» **Provided material**:
--------

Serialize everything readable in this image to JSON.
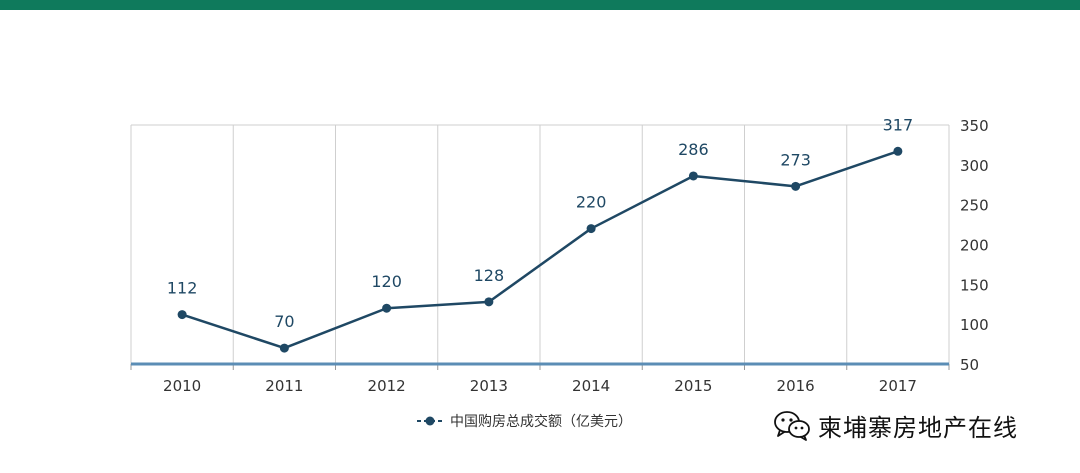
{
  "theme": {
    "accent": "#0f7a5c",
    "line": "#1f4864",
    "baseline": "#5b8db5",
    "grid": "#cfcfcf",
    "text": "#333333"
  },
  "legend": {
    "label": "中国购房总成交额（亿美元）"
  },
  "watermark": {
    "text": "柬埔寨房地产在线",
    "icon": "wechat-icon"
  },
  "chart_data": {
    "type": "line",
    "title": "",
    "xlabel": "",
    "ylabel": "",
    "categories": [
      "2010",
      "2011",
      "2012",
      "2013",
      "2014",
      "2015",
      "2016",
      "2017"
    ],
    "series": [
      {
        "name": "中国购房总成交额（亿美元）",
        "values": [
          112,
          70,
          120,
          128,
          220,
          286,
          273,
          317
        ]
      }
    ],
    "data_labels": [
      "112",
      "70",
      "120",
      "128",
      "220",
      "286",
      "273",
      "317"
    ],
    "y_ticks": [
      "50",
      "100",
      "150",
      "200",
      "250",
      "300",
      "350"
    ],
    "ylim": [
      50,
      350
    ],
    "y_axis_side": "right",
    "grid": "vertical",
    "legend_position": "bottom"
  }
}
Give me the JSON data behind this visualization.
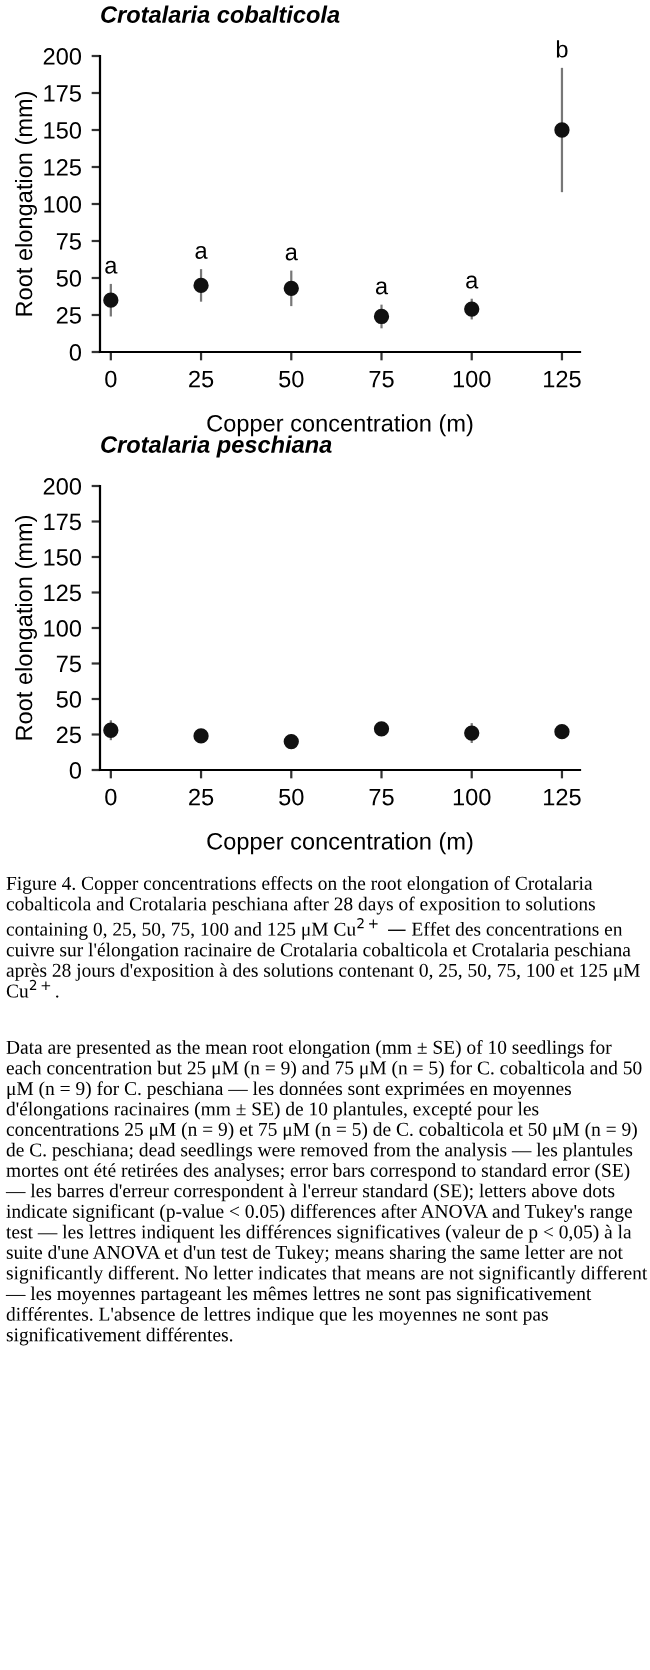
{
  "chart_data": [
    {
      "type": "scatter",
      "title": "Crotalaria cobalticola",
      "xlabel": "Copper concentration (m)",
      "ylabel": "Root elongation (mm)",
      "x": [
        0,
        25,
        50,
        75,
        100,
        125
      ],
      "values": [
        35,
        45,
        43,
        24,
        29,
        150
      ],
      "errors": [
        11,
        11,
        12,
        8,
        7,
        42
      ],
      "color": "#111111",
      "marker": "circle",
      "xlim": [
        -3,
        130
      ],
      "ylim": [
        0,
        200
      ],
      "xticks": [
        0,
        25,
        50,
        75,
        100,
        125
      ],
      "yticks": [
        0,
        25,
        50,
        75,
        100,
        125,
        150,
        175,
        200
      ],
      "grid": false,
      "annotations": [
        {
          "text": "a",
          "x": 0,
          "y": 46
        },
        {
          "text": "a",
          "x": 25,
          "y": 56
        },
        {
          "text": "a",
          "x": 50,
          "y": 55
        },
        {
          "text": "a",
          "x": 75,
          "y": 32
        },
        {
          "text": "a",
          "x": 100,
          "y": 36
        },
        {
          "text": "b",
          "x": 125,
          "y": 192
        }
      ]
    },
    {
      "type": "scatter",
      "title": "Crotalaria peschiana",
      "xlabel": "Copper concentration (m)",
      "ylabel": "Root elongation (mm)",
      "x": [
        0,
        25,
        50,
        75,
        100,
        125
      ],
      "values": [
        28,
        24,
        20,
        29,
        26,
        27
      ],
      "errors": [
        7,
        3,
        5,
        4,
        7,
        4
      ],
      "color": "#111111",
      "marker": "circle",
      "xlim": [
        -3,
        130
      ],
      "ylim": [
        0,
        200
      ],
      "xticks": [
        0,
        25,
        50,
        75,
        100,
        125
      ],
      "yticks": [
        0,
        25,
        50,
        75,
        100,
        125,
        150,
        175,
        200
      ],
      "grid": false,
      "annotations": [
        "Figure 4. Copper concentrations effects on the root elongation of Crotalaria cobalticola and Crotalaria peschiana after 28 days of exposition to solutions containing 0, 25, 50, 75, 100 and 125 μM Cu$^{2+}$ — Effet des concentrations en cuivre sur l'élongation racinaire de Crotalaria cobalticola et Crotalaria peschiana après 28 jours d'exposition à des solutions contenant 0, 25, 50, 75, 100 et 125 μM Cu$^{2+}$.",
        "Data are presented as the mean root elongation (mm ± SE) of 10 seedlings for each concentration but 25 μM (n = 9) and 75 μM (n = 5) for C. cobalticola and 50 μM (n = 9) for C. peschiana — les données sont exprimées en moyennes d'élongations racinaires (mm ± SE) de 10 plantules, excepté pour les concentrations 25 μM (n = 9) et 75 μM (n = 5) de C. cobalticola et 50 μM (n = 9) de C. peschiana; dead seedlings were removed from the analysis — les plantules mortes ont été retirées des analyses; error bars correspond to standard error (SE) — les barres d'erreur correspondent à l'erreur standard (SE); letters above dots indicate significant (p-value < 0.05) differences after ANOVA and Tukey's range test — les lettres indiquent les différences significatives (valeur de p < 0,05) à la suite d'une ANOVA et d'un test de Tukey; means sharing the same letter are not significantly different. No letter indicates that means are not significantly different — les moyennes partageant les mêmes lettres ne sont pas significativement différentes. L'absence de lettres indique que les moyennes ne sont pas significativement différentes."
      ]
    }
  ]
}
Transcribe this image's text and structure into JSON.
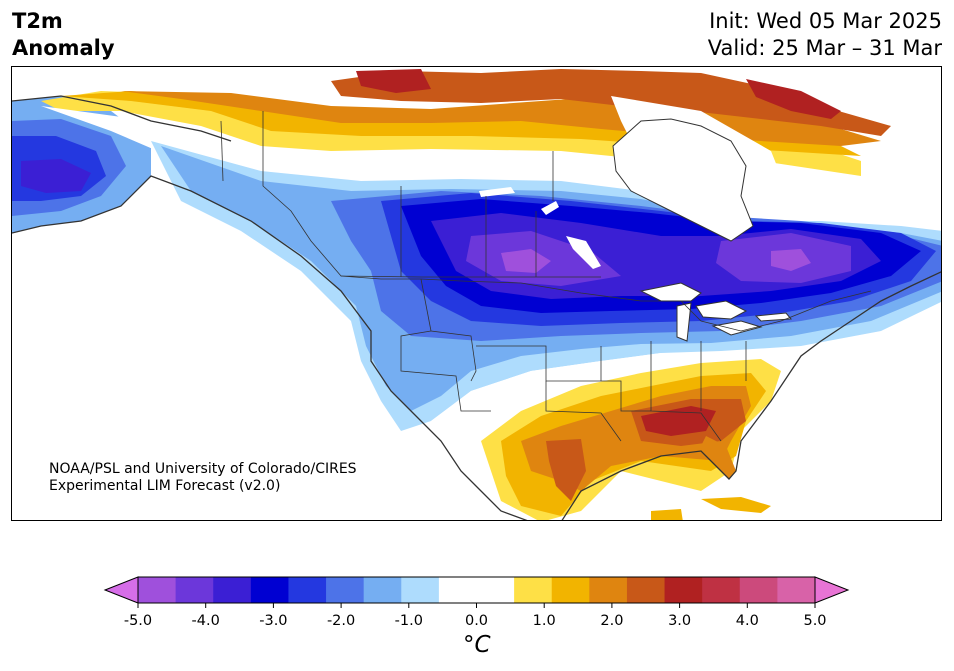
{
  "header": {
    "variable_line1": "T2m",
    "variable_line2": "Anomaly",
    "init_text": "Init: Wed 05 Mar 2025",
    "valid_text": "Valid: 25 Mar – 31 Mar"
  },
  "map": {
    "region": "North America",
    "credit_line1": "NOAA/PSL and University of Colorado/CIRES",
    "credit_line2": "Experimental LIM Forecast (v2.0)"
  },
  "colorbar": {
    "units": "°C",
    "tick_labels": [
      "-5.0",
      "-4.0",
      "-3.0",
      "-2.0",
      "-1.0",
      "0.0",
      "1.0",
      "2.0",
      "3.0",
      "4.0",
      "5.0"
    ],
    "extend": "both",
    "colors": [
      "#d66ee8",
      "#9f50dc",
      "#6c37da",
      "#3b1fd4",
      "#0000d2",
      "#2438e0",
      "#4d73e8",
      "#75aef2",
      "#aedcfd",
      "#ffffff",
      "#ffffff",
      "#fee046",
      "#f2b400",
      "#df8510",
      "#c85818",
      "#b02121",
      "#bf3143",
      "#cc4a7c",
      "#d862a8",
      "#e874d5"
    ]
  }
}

--------

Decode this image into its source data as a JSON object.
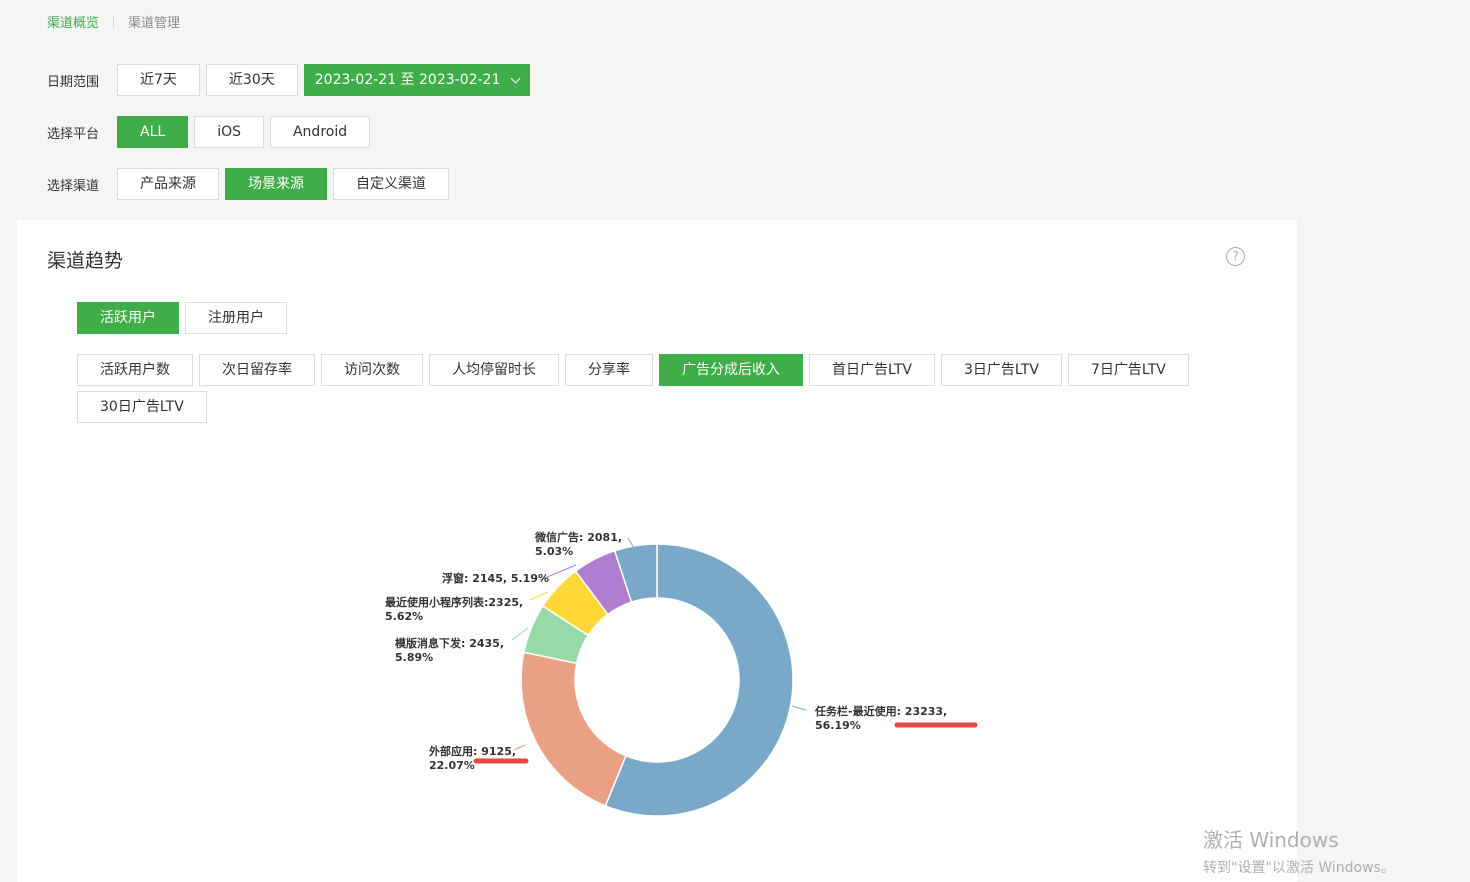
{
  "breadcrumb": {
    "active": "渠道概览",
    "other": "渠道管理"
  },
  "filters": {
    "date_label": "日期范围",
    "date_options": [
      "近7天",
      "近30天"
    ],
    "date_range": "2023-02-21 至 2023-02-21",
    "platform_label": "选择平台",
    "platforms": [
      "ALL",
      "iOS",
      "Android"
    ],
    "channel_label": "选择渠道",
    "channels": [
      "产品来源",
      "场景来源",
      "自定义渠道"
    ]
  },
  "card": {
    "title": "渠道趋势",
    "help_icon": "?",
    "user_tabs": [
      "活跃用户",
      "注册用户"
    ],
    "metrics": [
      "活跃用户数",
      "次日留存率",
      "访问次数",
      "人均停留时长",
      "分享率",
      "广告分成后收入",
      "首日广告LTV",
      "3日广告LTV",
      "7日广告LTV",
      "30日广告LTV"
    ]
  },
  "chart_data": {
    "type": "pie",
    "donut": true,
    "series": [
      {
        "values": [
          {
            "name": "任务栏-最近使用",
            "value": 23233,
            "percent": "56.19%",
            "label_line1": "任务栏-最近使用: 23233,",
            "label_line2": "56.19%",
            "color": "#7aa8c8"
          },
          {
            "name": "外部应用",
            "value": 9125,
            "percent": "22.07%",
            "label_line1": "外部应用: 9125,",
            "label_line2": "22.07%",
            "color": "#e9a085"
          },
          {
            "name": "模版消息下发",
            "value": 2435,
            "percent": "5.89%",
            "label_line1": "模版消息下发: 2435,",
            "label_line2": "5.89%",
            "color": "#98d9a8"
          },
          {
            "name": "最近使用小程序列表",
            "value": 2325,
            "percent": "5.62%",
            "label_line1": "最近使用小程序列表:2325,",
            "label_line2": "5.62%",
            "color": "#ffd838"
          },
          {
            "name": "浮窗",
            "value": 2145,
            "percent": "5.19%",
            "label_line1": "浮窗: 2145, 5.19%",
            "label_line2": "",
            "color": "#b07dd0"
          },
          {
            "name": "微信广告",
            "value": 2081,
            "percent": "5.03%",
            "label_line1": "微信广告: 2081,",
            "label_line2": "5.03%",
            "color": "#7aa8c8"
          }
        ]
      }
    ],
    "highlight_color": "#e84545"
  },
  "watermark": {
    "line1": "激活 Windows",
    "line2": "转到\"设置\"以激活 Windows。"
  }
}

--------

» **Task details**:
Read the data above and count the lines that include "cobalticola". Answer only with the count.

» **Result for this task**:
3